**Instruction**: Pictures do not belong in your copy. Repeat all the other data exactly.

━━━━━ Records shown

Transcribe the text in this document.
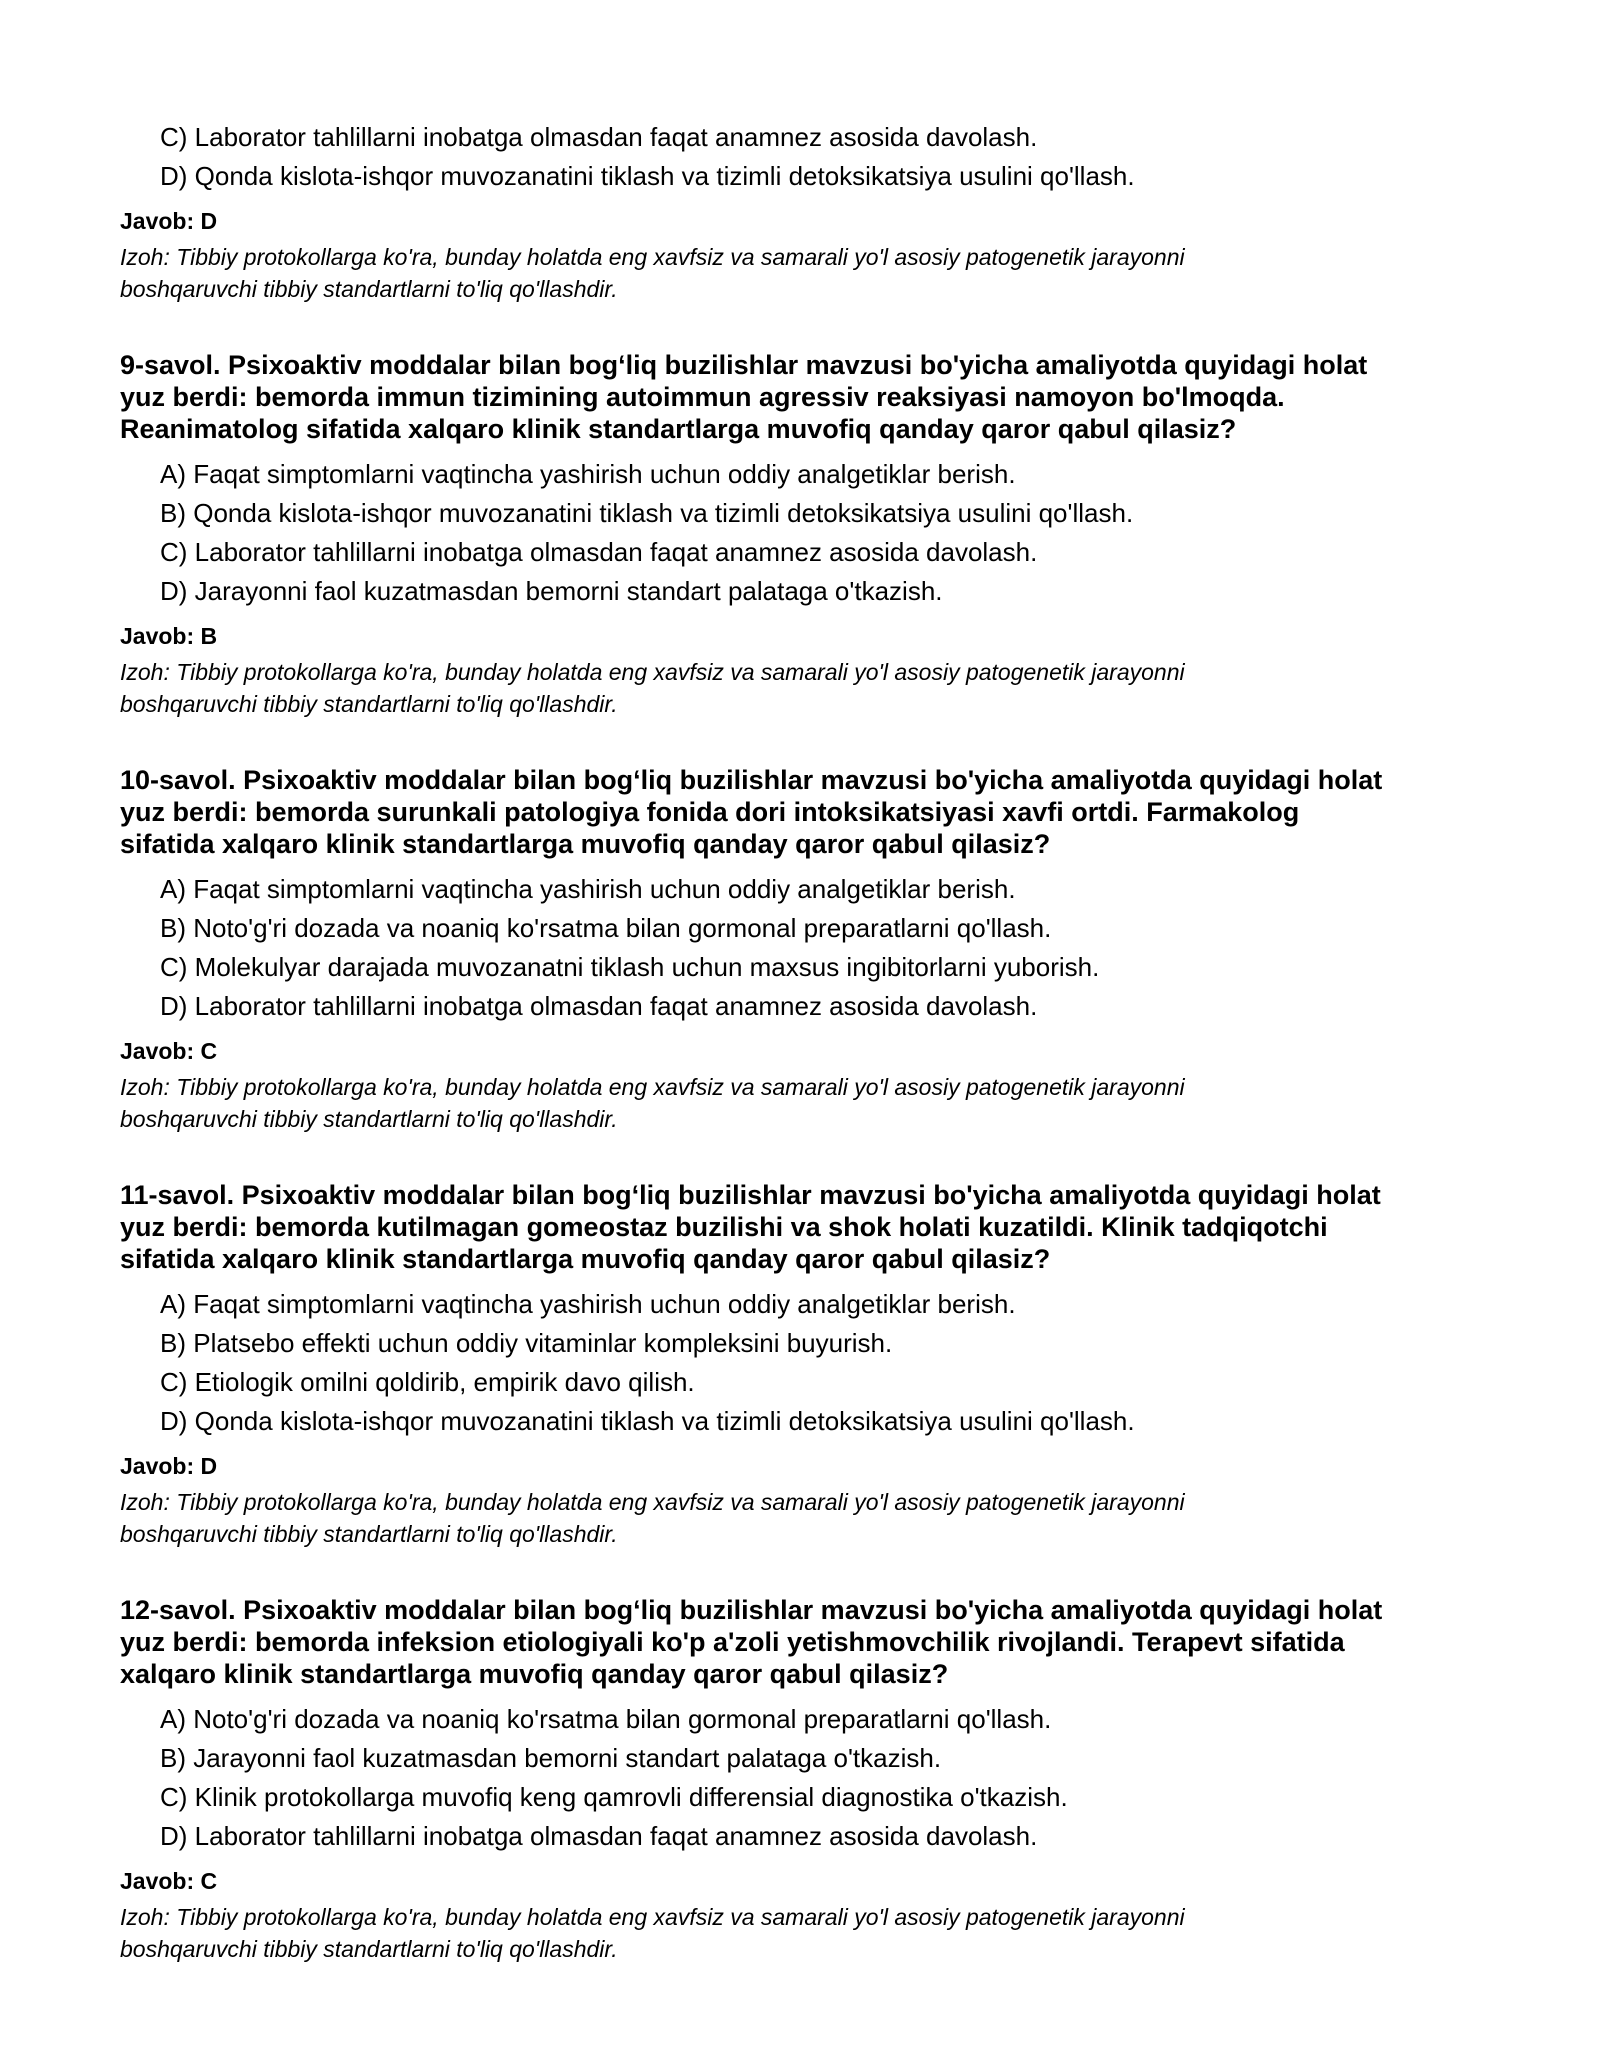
C) Laborator tahlillarni inobatga olmasdan faqat anamnez asosida davolash.
D) Qonda kislota-ishqor muvozanatini tiklash va tizimli detoksikatsiya usulini qo'llash.
Javob: D
Izoh: Tibbiy protokollarga ko'ra, bunday holatda eng xavfsiz va samarali yo'l asosiy patogenetik jarayonni
boshqaruvchi tibbiy standartlarni to'liq qo'llashdir.
9-savol. Psixoaktiv moddalar bilan bog‘liq buzilishlar mavzusi bo'yicha amaliyotda quyidagi holat
yuz berdi: bemorda immun tizimining autoimmun agressiv reaksiyasi namoyon bo'lmoqda.
Reanimatolog sifatida xalqaro klinik standartlarga muvofiq qanday qaror qabul qilasiz?
A) Faqat simptomlarni vaqtincha yashirish uchun oddiy analgetiklar berish.
B) Qonda kislota-ishqor muvozanatini tiklash va tizimli detoksikatsiya usulini qo'llash.
C) Laborator tahlillarni inobatga olmasdan faqat anamnez asosida davolash.
D) Jarayonni faol kuzatmasdan bemorni standart palataga o'tkazish.
Javob: B
Izoh: Tibbiy protokollarga ko'ra, bunday holatda eng xavfsiz va samarali yo'l asosiy patogenetik jarayonni
boshqaruvchi tibbiy standartlarni to'liq qo'llashdir.
10-savol. Psixoaktiv moddalar bilan bog‘liq buzilishlar mavzusi bo'yicha amaliyotda quyidagi holat
yuz berdi: bemorda surunkali patologiya fonida dori intoksikatsiyasi xavfi ortdi. Farmakolog
sifatida xalqaro klinik standartlarga muvofiq qanday qaror qabul qilasiz?
A) Faqat simptomlarni vaqtincha yashirish uchun oddiy analgetiklar berish.
B) Noto'g'ri dozada va noaniq ko'rsatma bilan gormonal preparatlarni qo'llash.
C) Molekulyar darajada muvozanatni tiklash uchun maxsus ingibitorlarni yuborish.
D) Laborator tahlillarni inobatga olmasdan faqat anamnez asosida davolash.
Javob: C
Izoh: Tibbiy protokollarga ko'ra, bunday holatda eng xavfsiz va samarali yo'l asosiy patogenetik jarayonni
boshqaruvchi tibbiy standartlarni to'liq qo'llashdir.
11-savol. Psixoaktiv moddalar bilan bog‘liq buzilishlar mavzusi bo'yicha amaliyotda quyidagi holat
yuz berdi: bemorda kutilmagan gomeostaz buzilishi va shok holati kuzatildi. Klinik tadqiqotchi
sifatida xalqaro klinik standartlarga muvofiq qanday qaror qabul qilasiz?
A) Faqat simptomlarni vaqtincha yashirish uchun oddiy analgetiklar berish.
B) Platsebo effekti uchun oddiy vitaminlar kompleksini buyurish.
C) Etiologik omilni qoldirib, empirik davo qilish.
D) Qonda kislota-ishqor muvozanatini tiklash va tizimli detoksikatsiya usulini qo'llash.
Javob: D
Izoh: Tibbiy protokollarga ko'ra, bunday holatda eng xavfsiz va samarali yo'l asosiy patogenetik jarayonni
boshqaruvchi tibbiy standartlarni to'liq qo'llashdir.
12-savol. Psixoaktiv moddalar bilan bog‘liq buzilishlar mavzusi bo'yicha amaliyotda quyidagi holat
yuz berdi: bemorda infeksion etiologiyali ko'p a'zoli yetishmovchilik rivojlandi. Terapevt sifatida
xalqaro klinik standartlarga muvofiq qanday qaror qabul qilasiz?
A) Noto'g'ri dozada va noaniq ko'rsatma bilan gormonal preparatlarni qo'llash.
B) Jarayonni faol kuzatmasdan bemorni standart palataga o'tkazish.
C) Klinik protokollarga muvofiq keng qamrovli differensial diagnostika o'tkazish.
D) Laborator tahlillarni inobatga olmasdan faqat anamnez asosida davolash.
Javob: C
Izoh: Tibbiy protokollarga ko'ra, bunday holatda eng xavfsiz va samarali yo'l asosiy patogenetik jarayonni
boshqaruvchi tibbiy standartlarni to'liq qo'llashdir.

━━━━━━━━━━

**Solved problem**:
Transcribe the text in this document.
C) Laborator tahlillarni inobatga olmasdan faqat anamnez asosida davolash.
D) Qonda kislota-ishqor muvozanatini tiklash va tizimli detoksikatsiya usulini qo'llash.
Javob: D
Izoh: Tibbiy protokollarga ko'ra, bunday holatda eng xavfsiz va samarali yo'l asosiy patogenetik jarayonni
boshqaruvchi tibbiy standartlarni to'liq qo'llashdir.
9-savol. Psixoaktiv moddalar bilan bog‘liq buzilishlar mavzusi bo'yicha amaliyotda quyidagi holat
yuz berdi: bemorda immun tizimining autoimmun agressiv reaksiyasi namoyon bo'lmoqda.
Reanimatolog sifatida xalqaro klinik standartlarga muvofiq qanday qaror qabul qilasiz?
A) Faqat simptomlarni vaqtincha yashirish uchun oddiy analgetiklar berish.
B) Qonda kislota-ishqor muvozanatini tiklash va tizimli detoksikatsiya usulini qo'llash.
C) Laborator tahlillarni inobatga olmasdan faqat anamnez asosida davolash.
D) Jarayonni faol kuzatmasdan bemorni standart palataga o'tkazish.
Javob: B
Izoh: Tibbiy protokollarga ko'ra, bunday holatda eng xavfsiz va samarali yo'l asosiy patogenetik jarayonni
boshqaruvchi tibbiy standartlarni to'liq qo'llashdir.
10-savol. Psixoaktiv moddalar bilan bog‘liq buzilishlar mavzusi bo'yicha amaliyotda quyidagi holat
yuz berdi: bemorda surunkali patologiya fonida dori intoksikatsiyasi xavfi ortdi. Farmakolog
sifatida xalqaro klinik standartlarga muvofiq qanday qaror qabul qilasiz?
A) Faqat simptomlarni vaqtincha yashirish uchun oddiy analgetiklar berish.
B) Noto'g'ri dozada va noaniq ko'rsatma bilan gormonal preparatlarni qo'llash.
C) Molekulyar darajada muvozanatni tiklash uchun maxsus ingibitorlarni yuborish.
D) Laborator tahlillarni inobatga olmasdan faqat anamnez asosida davolash.
Javob: C
Izoh: Tibbiy protokollarga ko'ra, bunday holatda eng xavfsiz va samarali yo'l asosiy patogenetik jarayonni
boshqaruvchi tibbiy standartlarni to'liq qo'llashdir.
11-savol. Psixoaktiv moddalar bilan bog‘liq buzilishlar mavzusi bo'yicha amaliyotda quyidagi holat
yuz berdi: bemorda kutilmagan gomeostaz buzilishi va shok holati kuzatildi. Klinik tadqiqotchi
sifatida xalqaro klinik standartlarga muvofiq qanday qaror qabul qilasiz?
A) Faqat simptomlarni vaqtincha yashirish uchun oddiy analgetiklar berish.
B) Platsebo effekti uchun oddiy vitaminlar kompleksini buyurish.
C) Etiologik omilni qoldirib, empirik davo qilish.
D) Qonda kislota-ishqor muvozanatini tiklash va tizimli detoksikatsiya usulini qo'llash.
Javob: D
Izoh: Tibbiy protokollarga ko'ra, bunday holatda eng xavfsiz va samarali yo'l asosiy patogenetik jarayonni
boshqaruvchi tibbiy standartlarni to'liq qo'llashdir.
12-savol. Psixoaktiv moddalar bilan bog‘liq buzilishlar mavzusi bo'yicha amaliyotda quyidagi holat
yuz berdi: bemorda infeksion etiologiyali ko'p a'zoli yetishmovchilik rivojlandi. Terapevt sifatida
xalqaro klinik standartlarga muvofiq qanday qaror qabul qilasiz?
A) Noto'g'ri dozada va noaniq ko'rsatma bilan gormonal preparatlarni qo'llash.
B) Jarayonni faol kuzatmasdan bemorni standart palataga o'tkazish.
C) Klinik protokollarga muvofiq keng qamrovli differensial diagnostika o'tkazish.
D) Laborator tahlillarni inobatga olmasdan faqat anamnez asosida davolash.
Javob: C
Izoh: Tibbiy protokollarga ko'ra, bunday holatda eng xavfsiz va samarali yo'l asosiy patogenetik jarayonni
boshqaruvchi tibbiy standartlarni to'liq qo'llashdir.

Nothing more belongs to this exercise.